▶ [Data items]
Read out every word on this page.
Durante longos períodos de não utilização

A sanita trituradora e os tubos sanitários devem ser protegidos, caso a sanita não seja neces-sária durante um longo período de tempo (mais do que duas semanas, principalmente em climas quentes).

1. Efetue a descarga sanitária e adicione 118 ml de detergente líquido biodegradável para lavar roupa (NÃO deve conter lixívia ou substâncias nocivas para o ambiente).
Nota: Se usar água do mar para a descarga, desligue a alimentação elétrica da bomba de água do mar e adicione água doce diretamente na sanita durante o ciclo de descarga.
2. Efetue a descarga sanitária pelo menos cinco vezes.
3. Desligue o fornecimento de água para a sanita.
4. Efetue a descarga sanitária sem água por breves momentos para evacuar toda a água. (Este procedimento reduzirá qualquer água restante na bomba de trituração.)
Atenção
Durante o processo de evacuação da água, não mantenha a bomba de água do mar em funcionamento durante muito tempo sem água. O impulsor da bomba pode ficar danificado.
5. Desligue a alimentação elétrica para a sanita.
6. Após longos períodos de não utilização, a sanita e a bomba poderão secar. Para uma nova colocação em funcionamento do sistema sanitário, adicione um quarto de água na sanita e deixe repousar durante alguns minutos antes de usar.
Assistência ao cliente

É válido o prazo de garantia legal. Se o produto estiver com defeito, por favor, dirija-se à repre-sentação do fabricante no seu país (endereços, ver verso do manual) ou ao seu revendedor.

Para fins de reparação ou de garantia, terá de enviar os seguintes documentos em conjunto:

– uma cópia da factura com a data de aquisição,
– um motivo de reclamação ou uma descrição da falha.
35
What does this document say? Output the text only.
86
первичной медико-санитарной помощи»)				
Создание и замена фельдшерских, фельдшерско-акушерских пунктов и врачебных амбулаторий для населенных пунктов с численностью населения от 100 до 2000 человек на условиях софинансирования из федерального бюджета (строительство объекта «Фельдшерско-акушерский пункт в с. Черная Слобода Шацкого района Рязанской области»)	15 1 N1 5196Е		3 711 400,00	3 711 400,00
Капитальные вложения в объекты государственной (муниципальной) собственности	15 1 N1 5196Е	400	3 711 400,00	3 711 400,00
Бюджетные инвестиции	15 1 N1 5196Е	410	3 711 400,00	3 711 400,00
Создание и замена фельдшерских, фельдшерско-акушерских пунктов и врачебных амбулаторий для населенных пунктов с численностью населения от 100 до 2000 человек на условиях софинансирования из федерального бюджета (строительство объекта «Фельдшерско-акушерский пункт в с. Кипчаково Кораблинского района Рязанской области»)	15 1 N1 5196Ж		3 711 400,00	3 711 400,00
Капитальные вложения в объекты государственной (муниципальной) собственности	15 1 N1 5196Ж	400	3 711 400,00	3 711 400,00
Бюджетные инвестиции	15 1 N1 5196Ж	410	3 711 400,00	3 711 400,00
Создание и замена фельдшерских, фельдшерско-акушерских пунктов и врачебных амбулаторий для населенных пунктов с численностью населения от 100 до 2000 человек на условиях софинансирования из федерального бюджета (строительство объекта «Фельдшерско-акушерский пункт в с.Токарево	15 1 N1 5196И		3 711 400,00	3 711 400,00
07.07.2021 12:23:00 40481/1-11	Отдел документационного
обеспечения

▶ [GIVEN PROBLEM] Return all lines containing "utilização".

▶ [PROBLEM SOLUTION]
Durante longos períodos de não utilização
6. Após longos períodos de não utilização, a sanita e a bomba poderão secar. Para uma nova colocação em funcionamento do sistema sanitário, adicione um quarto de água na sanita e deixe repousar durante alguns minutos antes de usar.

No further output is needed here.